══ Data for processing

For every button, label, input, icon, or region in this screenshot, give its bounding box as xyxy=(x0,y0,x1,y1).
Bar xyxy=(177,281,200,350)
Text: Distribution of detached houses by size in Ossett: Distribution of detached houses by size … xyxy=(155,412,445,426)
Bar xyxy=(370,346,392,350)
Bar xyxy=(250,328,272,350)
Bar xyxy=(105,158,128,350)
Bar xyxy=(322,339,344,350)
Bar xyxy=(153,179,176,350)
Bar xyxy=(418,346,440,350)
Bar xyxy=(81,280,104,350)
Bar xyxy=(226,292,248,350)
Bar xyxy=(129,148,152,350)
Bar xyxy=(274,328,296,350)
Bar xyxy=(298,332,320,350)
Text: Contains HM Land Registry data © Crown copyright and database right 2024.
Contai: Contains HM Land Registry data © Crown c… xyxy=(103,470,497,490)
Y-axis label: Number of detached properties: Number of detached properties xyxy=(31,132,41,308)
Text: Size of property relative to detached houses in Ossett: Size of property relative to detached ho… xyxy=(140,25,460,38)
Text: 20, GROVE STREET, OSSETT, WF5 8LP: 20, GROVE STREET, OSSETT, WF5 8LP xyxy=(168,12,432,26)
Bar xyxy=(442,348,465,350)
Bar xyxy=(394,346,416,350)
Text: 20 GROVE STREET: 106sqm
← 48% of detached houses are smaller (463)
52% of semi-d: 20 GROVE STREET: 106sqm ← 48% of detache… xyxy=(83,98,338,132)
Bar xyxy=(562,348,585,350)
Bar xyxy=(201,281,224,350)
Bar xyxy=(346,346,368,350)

════

Do this – Recast all the lines of the items above as a Markdown table with the columns Row and Line, numbering each row and leaving out blank lines.

Written response –
| Row | Line |
|---|---|
| 1 | For every button, label, input, icon, or region in this screenshot, give its bounding box as xyxy=(x0,y0,x1,y1). |
| 2 | Bar xyxy=(177,281,200,350) |
| 3 | Text: Distribution of detached houses by size in Ossett: Distribution of detached houses by size … xyxy=(155,412,445,426) |
| 4 | Bar xyxy=(370,346,392,350) |
| 5 | Bar xyxy=(250,328,272,350) |
| 6 | Bar xyxy=(105,158,128,350) |
| 7 | Bar xyxy=(322,339,344,350) |
| 8 | Bar xyxy=(153,179,176,350) |
| 9 | Bar xyxy=(418,346,440,350) |
| 10 | Bar xyxy=(81,280,104,350) |
| 11 | Bar xyxy=(226,292,248,350) |
| 12 | Bar xyxy=(129,148,152,350) |
| 13 | Bar xyxy=(274,328,296,350) |
| 14 | Bar xyxy=(298,332,320,350) |
| 15 | Text: Contains HM Land Registry data © Crown copyright and database right 2024. |
| 16 | Contai: Contains HM Land Registry data © Crown c… xyxy=(103,470,497,490) |
| 17 | Y-axis label: Number of detached properties: Number of detached properties xyxy=(31,132,41,308) |
| 18 | Text: Size of property relative to detached houses in Ossett: Size of property relative to detached ho… xyxy=(140,25,460,38) |
| 19 | Text: 20, GROVE STREET, OSSETT, WF5 8LP: 20, GROVE STREET, OSSETT, WF5 8LP xyxy=(168,12,432,26) |
| 20 | Bar xyxy=(442,348,465,350) |
| 21 | Bar xyxy=(394,346,416,350) |
| 22 | Text: 20 GROVE STREET: 106sqm |
| 23 | ← 48% of detached houses are smaller (463) |
| 24 | 52% of semi-d: 20 GROVE STREET: 106sqm ← 48% of detache… xyxy=(83,98,338,132) |
| 25 | Bar xyxy=(562,348,585,350) |
| 26 | Bar xyxy=(201,281,224,350) |
| 27 | Bar xyxy=(346,346,368,350) |